== Prompt ==
Report every line in the listing that contains the string "повышенной".

== Provided material ==
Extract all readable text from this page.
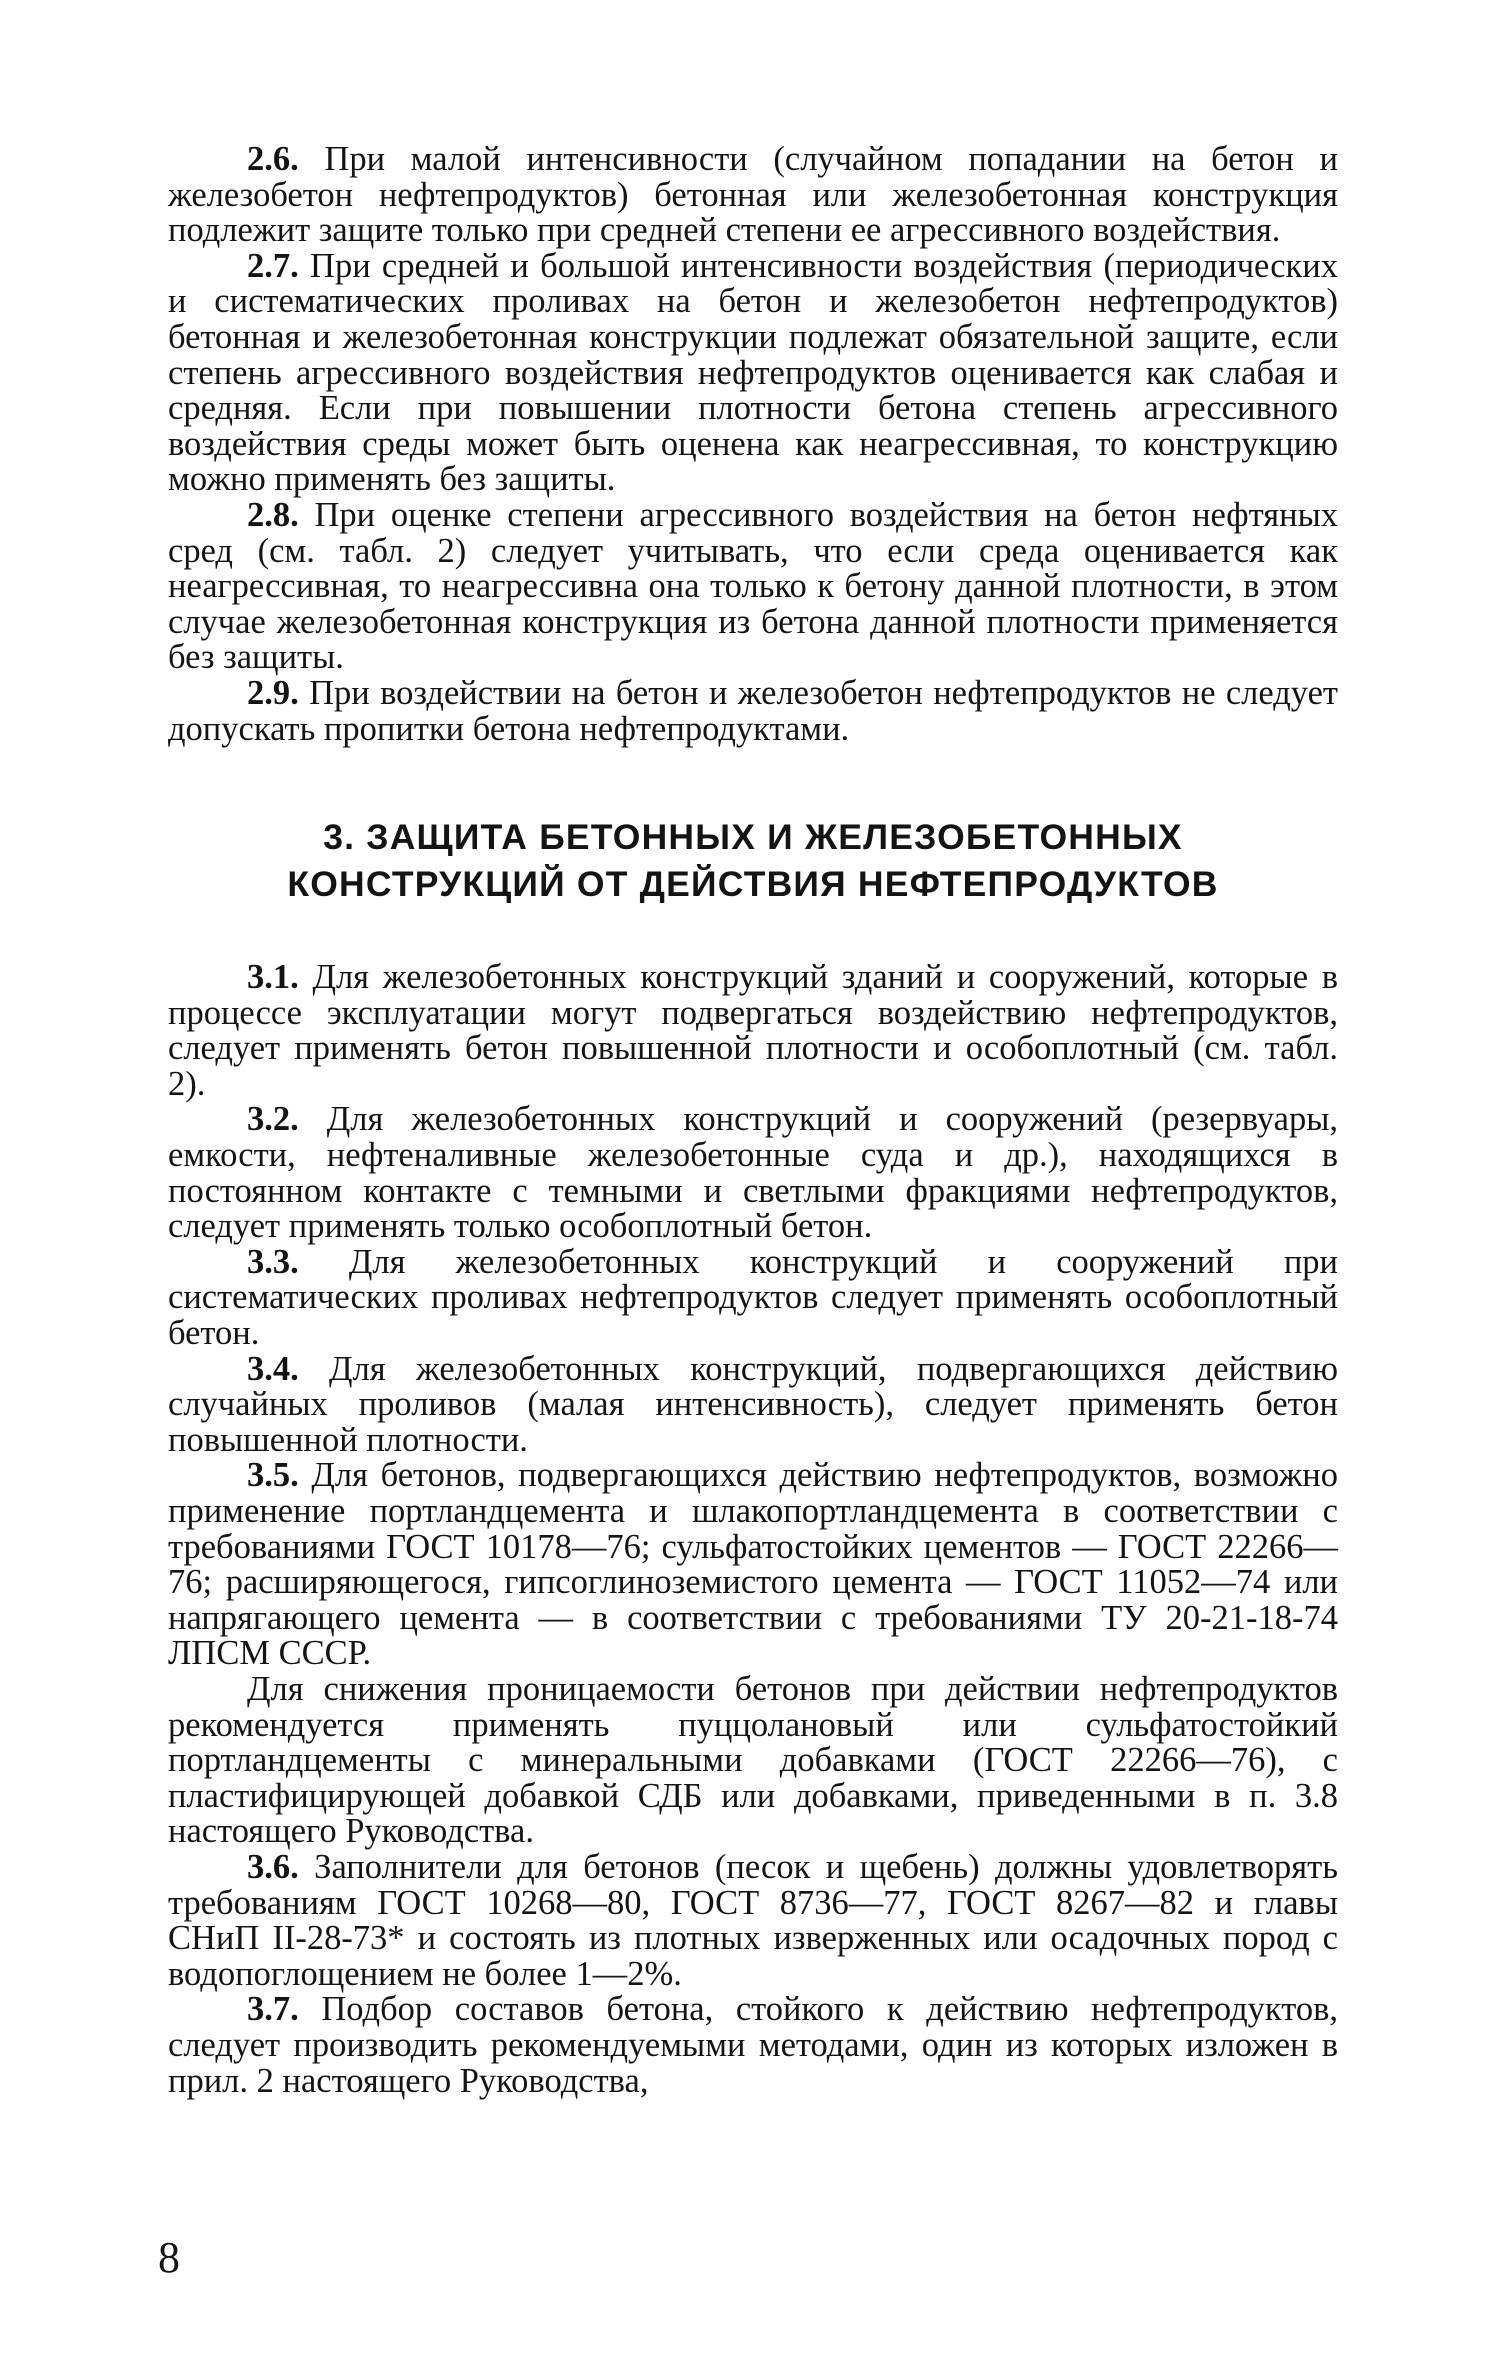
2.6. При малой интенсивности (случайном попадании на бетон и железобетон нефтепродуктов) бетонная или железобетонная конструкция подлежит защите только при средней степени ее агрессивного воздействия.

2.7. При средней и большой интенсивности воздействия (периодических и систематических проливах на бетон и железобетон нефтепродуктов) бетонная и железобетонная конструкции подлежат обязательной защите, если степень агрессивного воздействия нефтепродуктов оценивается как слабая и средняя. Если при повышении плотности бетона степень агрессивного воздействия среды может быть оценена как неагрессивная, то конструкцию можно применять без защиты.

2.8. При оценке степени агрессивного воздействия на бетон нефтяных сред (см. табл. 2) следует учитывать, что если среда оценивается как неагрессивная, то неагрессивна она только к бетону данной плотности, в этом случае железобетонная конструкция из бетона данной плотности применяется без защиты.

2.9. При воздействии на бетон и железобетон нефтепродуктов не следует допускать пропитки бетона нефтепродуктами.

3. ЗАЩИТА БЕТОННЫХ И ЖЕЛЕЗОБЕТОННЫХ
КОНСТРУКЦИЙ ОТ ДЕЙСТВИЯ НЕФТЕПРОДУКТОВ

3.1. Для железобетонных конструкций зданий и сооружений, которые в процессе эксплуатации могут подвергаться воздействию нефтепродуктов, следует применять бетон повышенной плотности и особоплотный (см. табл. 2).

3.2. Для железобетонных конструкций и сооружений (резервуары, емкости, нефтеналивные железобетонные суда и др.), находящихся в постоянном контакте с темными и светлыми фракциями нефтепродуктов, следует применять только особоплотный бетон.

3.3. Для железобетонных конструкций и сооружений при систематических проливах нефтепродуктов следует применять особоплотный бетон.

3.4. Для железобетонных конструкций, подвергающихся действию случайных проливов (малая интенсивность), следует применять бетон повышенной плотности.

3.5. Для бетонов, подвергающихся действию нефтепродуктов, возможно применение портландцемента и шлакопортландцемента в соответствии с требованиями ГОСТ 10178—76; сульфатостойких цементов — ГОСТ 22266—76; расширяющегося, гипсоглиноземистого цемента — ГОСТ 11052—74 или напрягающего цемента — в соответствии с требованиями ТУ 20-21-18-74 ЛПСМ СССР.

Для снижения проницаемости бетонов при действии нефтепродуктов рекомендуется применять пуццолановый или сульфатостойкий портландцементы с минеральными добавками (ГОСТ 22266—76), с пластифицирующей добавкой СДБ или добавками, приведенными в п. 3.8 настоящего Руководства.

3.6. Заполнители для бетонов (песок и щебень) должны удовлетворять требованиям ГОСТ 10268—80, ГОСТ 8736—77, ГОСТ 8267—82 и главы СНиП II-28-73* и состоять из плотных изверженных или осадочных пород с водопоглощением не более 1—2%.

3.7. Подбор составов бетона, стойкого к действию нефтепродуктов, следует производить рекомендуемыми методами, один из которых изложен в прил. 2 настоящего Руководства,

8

== Task result ==
3.1. Для железобетонных конструкций зданий и сооружений, которые в процессе эксплуатации могут подвергаться воздействию нефтепродуктов, следует применять бетон повышенной плотности и особоплотный (см. табл. 2).
3.4. Для железобетонных конструкций, подвергающихся действию случайных проливов (малая интенсивность), следует применять бетон повышенной плотности.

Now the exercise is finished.